> SET PROBLEM: Take every line where the string "JSON" appears and copy it.

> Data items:
◇ ◇ ◇
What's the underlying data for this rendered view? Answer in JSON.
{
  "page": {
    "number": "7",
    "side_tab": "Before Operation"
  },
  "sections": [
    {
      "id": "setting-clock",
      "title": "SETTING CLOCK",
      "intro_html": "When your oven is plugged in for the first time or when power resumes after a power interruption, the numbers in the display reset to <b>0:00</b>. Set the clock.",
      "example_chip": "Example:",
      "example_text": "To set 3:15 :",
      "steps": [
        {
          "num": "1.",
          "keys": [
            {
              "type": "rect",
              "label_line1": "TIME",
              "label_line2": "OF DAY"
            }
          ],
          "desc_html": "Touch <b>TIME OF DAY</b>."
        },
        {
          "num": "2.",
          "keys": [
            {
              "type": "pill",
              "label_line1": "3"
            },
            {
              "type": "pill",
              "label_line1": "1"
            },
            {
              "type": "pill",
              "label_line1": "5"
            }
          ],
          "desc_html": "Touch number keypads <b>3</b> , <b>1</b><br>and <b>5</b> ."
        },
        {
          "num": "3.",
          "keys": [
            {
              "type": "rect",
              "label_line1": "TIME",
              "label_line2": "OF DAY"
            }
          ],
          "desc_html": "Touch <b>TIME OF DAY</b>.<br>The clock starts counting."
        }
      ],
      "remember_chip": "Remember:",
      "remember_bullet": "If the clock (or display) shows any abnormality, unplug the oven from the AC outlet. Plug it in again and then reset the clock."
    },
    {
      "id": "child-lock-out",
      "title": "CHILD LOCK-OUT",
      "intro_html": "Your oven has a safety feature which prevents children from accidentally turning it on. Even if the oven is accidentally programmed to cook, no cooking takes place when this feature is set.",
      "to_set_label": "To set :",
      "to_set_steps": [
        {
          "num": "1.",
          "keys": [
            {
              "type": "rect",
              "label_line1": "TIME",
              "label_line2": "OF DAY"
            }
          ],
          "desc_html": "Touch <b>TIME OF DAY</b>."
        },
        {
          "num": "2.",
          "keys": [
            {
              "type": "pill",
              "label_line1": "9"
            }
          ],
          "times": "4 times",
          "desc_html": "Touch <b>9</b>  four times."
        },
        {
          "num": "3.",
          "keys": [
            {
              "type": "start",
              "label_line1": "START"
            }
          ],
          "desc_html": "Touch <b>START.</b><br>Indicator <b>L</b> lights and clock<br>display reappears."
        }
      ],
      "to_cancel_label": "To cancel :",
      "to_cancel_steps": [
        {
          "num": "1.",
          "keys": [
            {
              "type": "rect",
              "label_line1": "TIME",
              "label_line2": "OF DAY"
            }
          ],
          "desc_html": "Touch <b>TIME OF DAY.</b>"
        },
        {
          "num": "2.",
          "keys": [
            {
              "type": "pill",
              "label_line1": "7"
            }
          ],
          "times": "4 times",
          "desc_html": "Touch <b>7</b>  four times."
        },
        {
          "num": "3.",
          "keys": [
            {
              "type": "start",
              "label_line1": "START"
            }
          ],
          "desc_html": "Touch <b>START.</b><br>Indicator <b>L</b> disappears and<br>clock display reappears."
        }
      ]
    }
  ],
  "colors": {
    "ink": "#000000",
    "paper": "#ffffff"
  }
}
◇ ◇ ◇
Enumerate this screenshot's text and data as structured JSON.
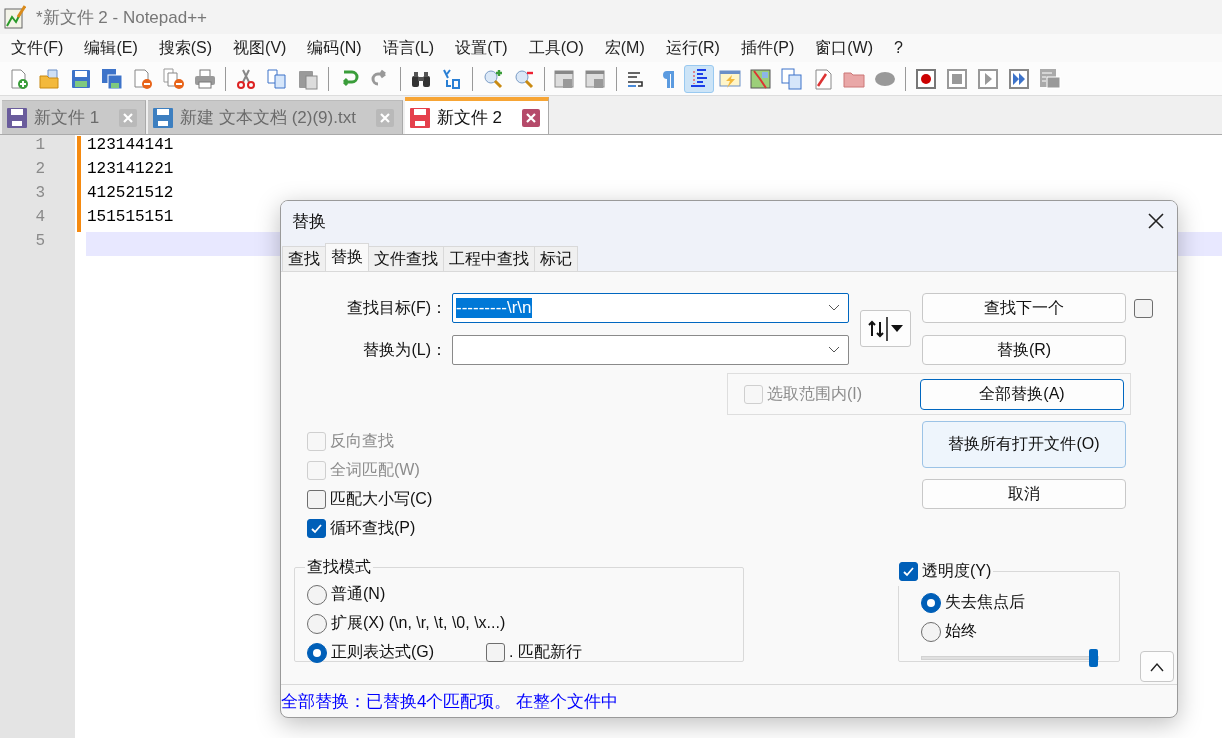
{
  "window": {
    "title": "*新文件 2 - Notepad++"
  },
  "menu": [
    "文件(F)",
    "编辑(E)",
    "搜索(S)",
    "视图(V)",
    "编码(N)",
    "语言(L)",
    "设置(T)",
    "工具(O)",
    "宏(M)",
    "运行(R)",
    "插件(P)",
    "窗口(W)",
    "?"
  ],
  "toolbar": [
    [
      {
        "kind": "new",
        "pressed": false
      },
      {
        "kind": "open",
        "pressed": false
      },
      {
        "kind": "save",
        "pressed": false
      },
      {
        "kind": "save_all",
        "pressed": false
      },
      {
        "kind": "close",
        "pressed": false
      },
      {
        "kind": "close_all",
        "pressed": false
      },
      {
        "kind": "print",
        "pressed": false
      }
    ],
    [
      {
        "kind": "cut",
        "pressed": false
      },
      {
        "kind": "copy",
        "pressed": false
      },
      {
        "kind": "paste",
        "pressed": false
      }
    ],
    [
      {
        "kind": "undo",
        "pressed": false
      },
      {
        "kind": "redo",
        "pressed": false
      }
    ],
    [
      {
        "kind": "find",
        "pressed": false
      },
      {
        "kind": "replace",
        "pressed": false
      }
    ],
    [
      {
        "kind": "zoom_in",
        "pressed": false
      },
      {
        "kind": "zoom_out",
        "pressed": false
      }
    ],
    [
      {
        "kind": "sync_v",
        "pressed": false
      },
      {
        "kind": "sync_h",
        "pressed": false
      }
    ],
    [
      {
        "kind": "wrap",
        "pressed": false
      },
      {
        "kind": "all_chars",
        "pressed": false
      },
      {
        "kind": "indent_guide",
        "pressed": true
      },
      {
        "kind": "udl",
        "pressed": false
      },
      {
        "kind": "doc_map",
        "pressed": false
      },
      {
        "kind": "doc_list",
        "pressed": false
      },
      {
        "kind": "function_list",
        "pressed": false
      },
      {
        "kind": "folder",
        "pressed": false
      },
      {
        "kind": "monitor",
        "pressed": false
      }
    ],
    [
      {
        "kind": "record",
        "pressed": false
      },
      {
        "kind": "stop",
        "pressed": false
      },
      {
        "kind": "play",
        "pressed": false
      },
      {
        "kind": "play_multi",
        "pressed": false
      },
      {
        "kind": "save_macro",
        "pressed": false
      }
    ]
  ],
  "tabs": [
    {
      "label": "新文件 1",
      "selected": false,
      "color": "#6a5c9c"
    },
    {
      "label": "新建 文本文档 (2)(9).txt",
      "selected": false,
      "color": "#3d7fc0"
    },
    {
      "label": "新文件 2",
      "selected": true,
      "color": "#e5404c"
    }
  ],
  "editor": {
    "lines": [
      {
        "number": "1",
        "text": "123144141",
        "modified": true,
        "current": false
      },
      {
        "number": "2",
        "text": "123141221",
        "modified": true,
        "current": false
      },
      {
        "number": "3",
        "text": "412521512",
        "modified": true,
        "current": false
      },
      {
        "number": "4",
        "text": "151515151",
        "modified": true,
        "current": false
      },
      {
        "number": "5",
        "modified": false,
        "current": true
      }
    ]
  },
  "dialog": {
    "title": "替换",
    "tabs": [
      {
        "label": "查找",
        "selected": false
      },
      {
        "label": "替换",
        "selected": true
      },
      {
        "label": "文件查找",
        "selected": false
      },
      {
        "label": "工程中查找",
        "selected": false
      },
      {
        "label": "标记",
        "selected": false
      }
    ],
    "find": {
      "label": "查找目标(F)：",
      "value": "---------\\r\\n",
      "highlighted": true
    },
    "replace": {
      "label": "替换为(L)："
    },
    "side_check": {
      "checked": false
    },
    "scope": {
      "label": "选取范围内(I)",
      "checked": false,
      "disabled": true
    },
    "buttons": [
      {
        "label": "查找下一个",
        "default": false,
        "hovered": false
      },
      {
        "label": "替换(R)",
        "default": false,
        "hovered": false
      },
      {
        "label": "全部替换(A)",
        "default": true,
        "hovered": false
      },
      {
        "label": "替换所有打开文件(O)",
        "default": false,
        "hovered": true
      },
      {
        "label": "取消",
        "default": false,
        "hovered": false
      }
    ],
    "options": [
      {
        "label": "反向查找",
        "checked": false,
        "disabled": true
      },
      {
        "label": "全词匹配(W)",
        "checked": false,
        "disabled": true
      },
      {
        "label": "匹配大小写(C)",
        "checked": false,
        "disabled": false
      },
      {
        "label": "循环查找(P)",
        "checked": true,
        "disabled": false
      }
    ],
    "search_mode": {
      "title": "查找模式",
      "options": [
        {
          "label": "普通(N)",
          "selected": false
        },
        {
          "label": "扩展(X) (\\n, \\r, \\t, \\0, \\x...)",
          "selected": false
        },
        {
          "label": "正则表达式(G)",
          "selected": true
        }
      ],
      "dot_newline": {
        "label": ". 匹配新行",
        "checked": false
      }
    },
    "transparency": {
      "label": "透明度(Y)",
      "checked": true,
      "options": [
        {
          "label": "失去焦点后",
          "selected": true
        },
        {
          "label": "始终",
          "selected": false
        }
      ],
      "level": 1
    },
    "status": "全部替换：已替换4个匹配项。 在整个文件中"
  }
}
◇ ◇ ◇
> EXERCISE ANSWER:
What's the underlying data for this rendered view? Answer in JSON.
Enumerate this screenshot's text and data as structured JSON.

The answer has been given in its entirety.